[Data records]
— begin —
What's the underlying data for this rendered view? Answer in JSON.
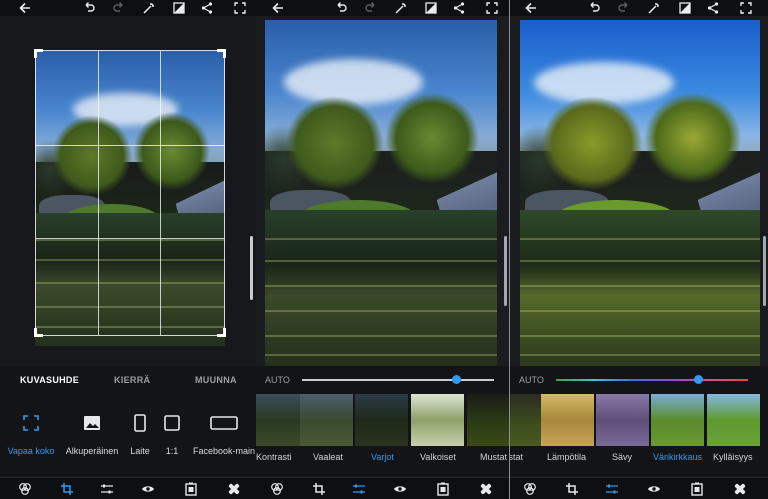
{
  "panels": [
    {
      "id": "crop",
      "tabs": [
        {
          "label": "KUVASUHDE",
          "active": true
        },
        {
          "label": "KIERRÄ",
          "active": false
        },
        {
          "label": "MUUNNA",
          "active": false
        }
      ],
      "tools": [
        {
          "label": "Vapaa koko",
          "icon": "free-crop-icon",
          "active": true
        },
        {
          "label": "Alkuperäinen",
          "icon": "image-icon",
          "active": false
        },
        {
          "label": "Laite",
          "icon": "phone-icon",
          "active": false
        },
        {
          "label": "1:1",
          "icon": "square-icon",
          "active": false
        },
        {
          "label": "Facebook-main",
          "icon": "wide-rect-icon",
          "active": false
        }
      ]
    },
    {
      "id": "adjust",
      "auto_label": "AUTO",
      "slider_value": 0.8,
      "filters": [
        {
          "label": "Kontrasti",
          "active": false
        },
        {
          "label": "Vaaleat",
          "active": false
        },
        {
          "label": "Varjot",
          "active": true
        },
        {
          "label": "Valkoiset",
          "active": false
        },
        {
          "label": "Mustat",
          "active": false
        }
      ]
    },
    {
      "id": "color",
      "auto_label": "AUTO",
      "slider_value": 0.74,
      "filters": [
        {
          "label": "tiistat",
          "active": false
        },
        {
          "label": "Lämpötila",
          "active": false
        },
        {
          "label": "Sävy",
          "active": false
        },
        {
          "label": "Värikirkkaus",
          "active": true
        },
        {
          "label": "Kylläisyys",
          "active": false
        }
      ]
    }
  ],
  "toolbar_icons": [
    "back-arrow-icon",
    "undo-icon",
    "redo-icon",
    "magic-wand-icon",
    "compare-icon",
    "share-icon",
    "fullscreen-icon"
  ],
  "bottom_icons": [
    "filters-icon",
    "crop-icon",
    "adjust-icon",
    "eye-icon",
    "frame-icon",
    "healing-icon"
  ],
  "colors": {
    "accent": "#2f9bf2",
    "background": "#16181c",
    "bar": "#0e0f12"
  }
}
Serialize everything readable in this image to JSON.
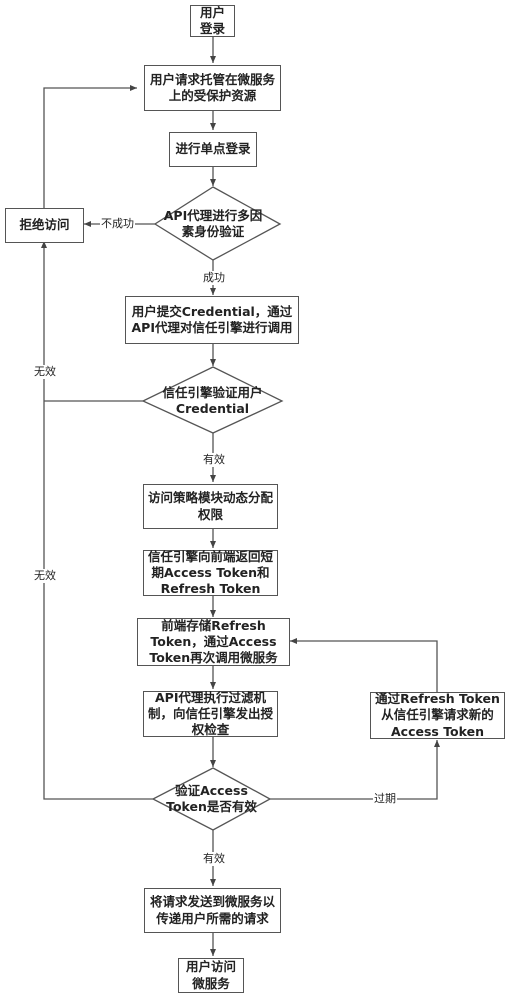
{
  "diagram": {
    "type": "flowchart",
    "nodes": {
      "start": "用户\n登录",
      "request": "用户请求托管在微服务\n上的受保护资源",
      "sso": "进行单点登录",
      "mfa": "API代理进行多因\n素身份验证",
      "deny": "拒绝访问",
      "submit": "用户提交Credential，通过\nAPI代理对信任引擎进行调用",
      "verify_cred": "信任引擎验证用户\nCredential",
      "policy": "访问策略模块动态分配\n权限",
      "issue_tokens": "信任引擎向前端返回短\n期Access Token和\nRefresh Token",
      "store": "前端存储Refresh\nToken，通过Access\nToken再次调用微服务",
      "filter": "API代理执行过滤机\n制，向信任引擎发出授\n权检查",
      "refresh": "通过Refresh Token\n从信任引擎请求新的\nAccess Token",
      "verify_token": "验证Access\nToken是否有效",
      "forward": "将请求发送到微服务以\n传递用户所需的请求",
      "end": "用户访问\n微服务"
    },
    "edge_labels": {
      "mfa_fail": "不成功",
      "mfa_success": "成功",
      "cred_invalid": "无效",
      "cred_valid": "有效",
      "token_invalid": "无效",
      "token_expired": "过期",
      "token_valid": "有效"
    },
    "colors": {
      "line": "#555555",
      "text": "#222222",
      "background": "#ffffff"
    }
  }
}
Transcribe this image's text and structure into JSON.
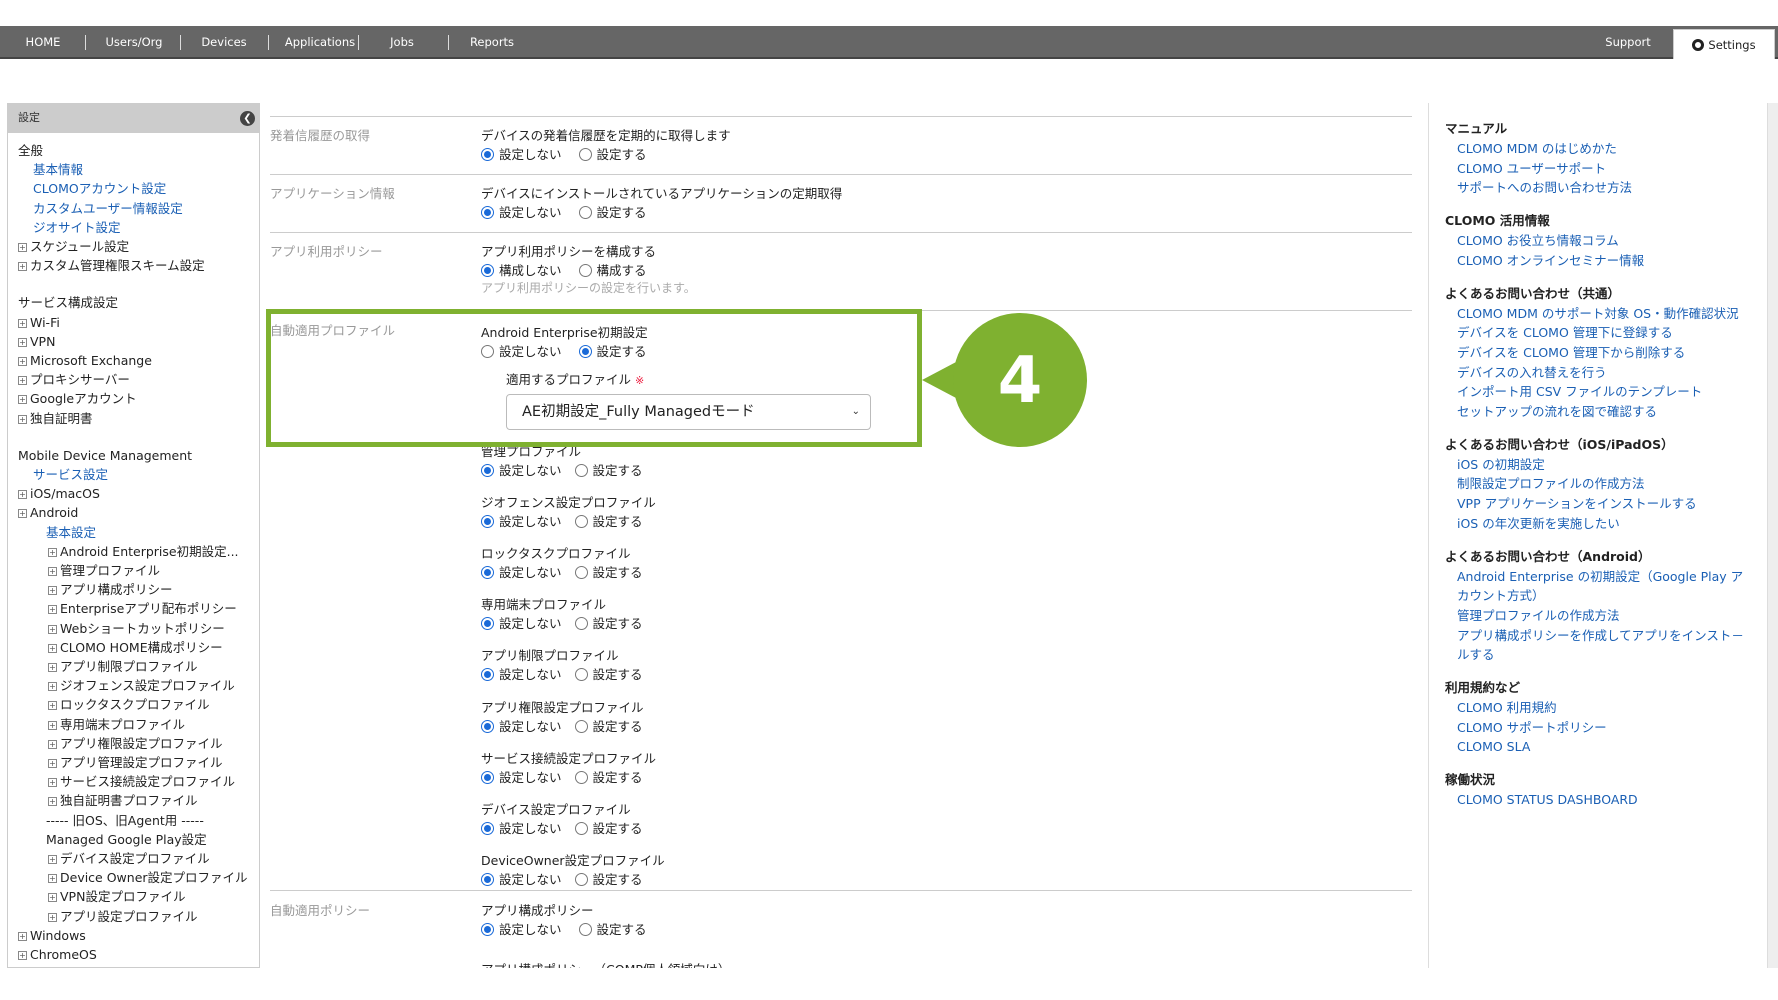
{
  "nav": {
    "items": [
      "HOME",
      "Users/Org",
      "Devices",
      "Applications",
      "Jobs",
      "Reports"
    ],
    "support": "Support",
    "settings": "Settings"
  },
  "sidebar": {
    "header": "設定",
    "lines": [
      {
        "text": "全般",
        "kind": "cat",
        "indent": 0,
        "plus": false
      },
      {
        "text": "基本情報",
        "kind": "link",
        "indent": 1,
        "plus": false
      },
      {
        "text": "CLOMOアカウント設定",
        "kind": "link",
        "indent": 1,
        "plus": false
      },
      {
        "text": "カスタムユーザー情報設定",
        "kind": "link",
        "indent": 1,
        "plus": false
      },
      {
        "text": "ジオサイト設定",
        "kind": "link",
        "indent": 1,
        "plus": false
      },
      {
        "text": "スケジュール設定",
        "kind": "item",
        "indent": 2,
        "plus": true
      },
      {
        "text": "カスタム管理権限スキーム設定",
        "kind": "item",
        "indent": 2,
        "plus": true
      },
      {
        "text": "サービス構成設定",
        "kind": "cat",
        "indent": 0,
        "plus": false
      },
      {
        "text": "Wi-Fi",
        "kind": "item",
        "indent": 2,
        "plus": true
      },
      {
        "text": "VPN",
        "kind": "item",
        "indent": 2,
        "plus": true
      },
      {
        "text": "Microsoft Exchange",
        "kind": "item",
        "indent": 2,
        "plus": true
      },
      {
        "text": "プロキシサーバー",
        "kind": "item",
        "indent": 2,
        "plus": true
      },
      {
        "text": "Googleアカウント",
        "kind": "item",
        "indent": 2,
        "plus": true
      },
      {
        "text": "独自証明書",
        "kind": "item",
        "indent": 2,
        "plus": true
      },
      {
        "text": "Mobile Device Management",
        "kind": "cat",
        "indent": 0,
        "plus": false
      },
      {
        "text": "サービス設定",
        "kind": "link",
        "indent": 1,
        "plus": false
      },
      {
        "text": "iOS/macOS",
        "kind": "item",
        "indent": 2,
        "plus": true
      },
      {
        "text": "Android",
        "kind": "item",
        "indent": 2,
        "plus": true
      },
      {
        "text": "基本設定",
        "kind": "link",
        "indent": 3,
        "plus": false
      },
      {
        "text": "Android Enterprise初期設定...",
        "kind": "item",
        "indent": 4,
        "plus": true
      },
      {
        "text": "管理プロファイル",
        "kind": "item",
        "indent": 4,
        "plus": true
      },
      {
        "text": "アプリ構成ポリシー",
        "kind": "item",
        "indent": 4,
        "plus": true
      },
      {
        "text": "Enterpriseアプリ配布ポリシー",
        "kind": "item",
        "indent": 4,
        "plus": true
      },
      {
        "text": "Webショートカットポリシー",
        "kind": "item",
        "indent": 4,
        "plus": true
      },
      {
        "text": "CLOMO HOME構成ポリシー",
        "kind": "item",
        "indent": 4,
        "plus": true
      },
      {
        "text": "アプリ制限プロファイル",
        "kind": "item",
        "indent": 4,
        "plus": true
      },
      {
        "text": "ジオフェンス設定プロファイル",
        "kind": "item",
        "indent": 4,
        "plus": true
      },
      {
        "text": "ロックタスクプロファイル",
        "kind": "item",
        "indent": 4,
        "plus": true
      },
      {
        "text": "専用端末プロファイル",
        "kind": "item",
        "indent": 4,
        "plus": true
      },
      {
        "text": "アプリ権限設定プロファイル",
        "kind": "item",
        "indent": 4,
        "plus": true
      },
      {
        "text": "アプリ管理設定プロファイル",
        "kind": "item",
        "indent": 4,
        "plus": true
      },
      {
        "text": "サービス接続設定プロファイル",
        "kind": "item",
        "indent": 4,
        "plus": true
      },
      {
        "text": "独自証明書プロファイル",
        "kind": "item",
        "indent": 4,
        "plus": true
      },
      {
        "text": "----- 旧OS、旧Agent用 -----",
        "kind": "item",
        "indent": 3,
        "plus": false
      },
      {
        "text": "Managed Google Play設定",
        "kind": "item",
        "indent": 3,
        "plus": false
      },
      {
        "text": "デバイス設定プロファイル",
        "kind": "item",
        "indent": 4,
        "plus": true
      },
      {
        "text": "Device Owner設定プロファイル",
        "kind": "item",
        "indent": 4,
        "plus": true
      },
      {
        "text": "VPN設定プロファイル",
        "kind": "item",
        "indent": 4,
        "plus": true
      },
      {
        "text": "アプリ設定プロファイル",
        "kind": "item",
        "indent": 4,
        "plus": true
      },
      {
        "text": "Windows",
        "kind": "item",
        "indent": 2,
        "plus": true
      },
      {
        "text": "ChromeOS",
        "kind": "item",
        "indent": 2,
        "plus": true
      }
    ]
  },
  "main": {
    "sections": [
      {
        "label": "発着信履歴の取得",
        "title": "デバイスの発着信履歴を定期的に取得します",
        "opt1": "設定しない",
        "opt2": "設定する",
        "selected": 1
      },
      {
        "label": "アプリケーション情報",
        "title": "デバイスにインストールされているアプリケーションの定期取得",
        "opt1": "設定しない",
        "opt2": "設定する",
        "selected": 1
      },
      {
        "label": "アプリ利用ポリシー",
        "title": "アプリ利用ポリシーを構成する",
        "opt1": "構成しない",
        "opt2": "構成する",
        "selected": 1,
        "note": "アプリ利用ポリシーの設定を行います。"
      }
    ],
    "auto_profile": {
      "label": "自動適用プロファイル",
      "ae_title": "Android Enterprise初期設定",
      "ae_opt1": "設定しない",
      "ae_opt2": "設定する",
      "ae_selected": 2,
      "apply_label": "適用するプロファイル",
      "required_mark": "※",
      "select_value": "AE初期設定_Fully Managedモード",
      "profiles": [
        {
          "title": "管理プロファイル",
          "selected": 1
        },
        {
          "title": "ジオフェンス設定プロファイル",
          "selected": 1
        },
        {
          "title": "ロックタスクプロファイル",
          "selected": 1
        },
        {
          "title": "専用端末プロファイル",
          "selected": 1
        },
        {
          "title": "アプリ制限プロファイル",
          "selected": 1
        },
        {
          "title": "アプリ権限設定プロファイル",
          "selected": 1
        },
        {
          "title": "サービス接続設定プロファイル",
          "selected": 1
        },
        {
          "title": "デバイス設定プロファイル",
          "selected": 1
        },
        {
          "title": "DeviceOwner設定プロファイル",
          "selected": 1
        }
      ],
      "opt1": "設定しない",
      "opt2": "設定する"
    },
    "auto_policy": {
      "label": "自動適用ポリシー",
      "title": "アプリ構成ポリシー",
      "opt1": "設定しない",
      "opt2": "設定する",
      "selected": 1,
      "cut_title": "アプリ構成ポリシー（COMP個人領域向け）"
    }
  },
  "callout": {
    "number": "4",
    "color": "#7fb130"
  },
  "right": {
    "groups": [
      {
        "head": "マニュアル",
        "links": [
          "CLOMO MDM のはじめかた",
          "CLOMO ユーザーサポート",
          "サポートへのお問い合わせ方法"
        ]
      },
      {
        "head": "CLOMO 活用情報",
        "links": [
          "CLOMO お役立ち情報コラム",
          "CLOMO オンラインセミナー情報"
        ]
      },
      {
        "head": "よくあるお問い合わせ（共通）",
        "links": [
          "CLOMO MDM のサポート対象 OS・動作確認状況",
          "デバイスを CLOMO 管理下に登録する",
          "デバイスを CLOMO 管理下から削除する",
          "デバイスの入れ替えを行う",
          "インポート用 CSV ファイルのテンプレート",
          "セットアップの流れを図で確認する"
        ]
      },
      {
        "head": "よくあるお問い合わせ（iOS/iPadOS）",
        "links": [
          "iOS の初期設定",
          "制限設定プロファイルの作成方法",
          "VPP アプリケーションをインストールする",
          "iOS の年次更新を実施したい"
        ]
      },
      {
        "head": "よくあるお問い合わせ（Android）",
        "links": [
          "Android Enterprise の初期設定（Google Play ア",
          "カウント方式）",
          "管理プロファイルの作成方法",
          "アプリ構成ポリシーを作成してアプリをインスト－",
          "ルする"
        ]
      },
      {
        "head": "利用規約など",
        "links": [
          "CLOMO 利用規約",
          "CLOMO サポートポリシー",
          "CLOMO SLA"
        ]
      },
      {
        "head": "稼働状況",
        "links": [
          "CLOMO STATUS DASHBOARD"
        ]
      }
    ]
  }
}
— end —
Instructions for the task: Copy all lines from the material that hold "Enterprise初期設定".

Finished exercise:
        "text": "Android Enterprise初期設定...",
      "ae_title": "Android Enterprise初期設定",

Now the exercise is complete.